╭──
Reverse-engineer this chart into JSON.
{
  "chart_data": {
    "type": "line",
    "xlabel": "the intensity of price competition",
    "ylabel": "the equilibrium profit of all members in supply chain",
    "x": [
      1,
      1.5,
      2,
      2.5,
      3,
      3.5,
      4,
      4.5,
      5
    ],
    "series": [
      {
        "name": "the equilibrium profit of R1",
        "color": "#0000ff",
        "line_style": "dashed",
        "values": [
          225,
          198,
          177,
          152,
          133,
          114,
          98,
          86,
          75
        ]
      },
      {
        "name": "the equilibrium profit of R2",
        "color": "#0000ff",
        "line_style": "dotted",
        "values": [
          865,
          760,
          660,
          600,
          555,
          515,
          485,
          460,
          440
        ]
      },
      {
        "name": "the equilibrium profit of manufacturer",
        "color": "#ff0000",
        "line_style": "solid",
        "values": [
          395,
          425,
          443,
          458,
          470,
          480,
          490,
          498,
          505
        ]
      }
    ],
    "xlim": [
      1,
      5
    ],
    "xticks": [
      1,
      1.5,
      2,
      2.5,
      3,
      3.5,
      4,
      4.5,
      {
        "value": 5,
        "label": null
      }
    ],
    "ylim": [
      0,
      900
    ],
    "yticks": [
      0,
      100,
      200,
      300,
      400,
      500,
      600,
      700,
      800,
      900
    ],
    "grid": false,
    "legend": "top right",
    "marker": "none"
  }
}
╰──
# To do
From the entries above, copy every line that holds the word "name".

# Output below
        "name": "the equilibrium profit of R1",
        "name": "the equilibrium profit of R2",
        "name": "the equilibrium profit of manufacturer",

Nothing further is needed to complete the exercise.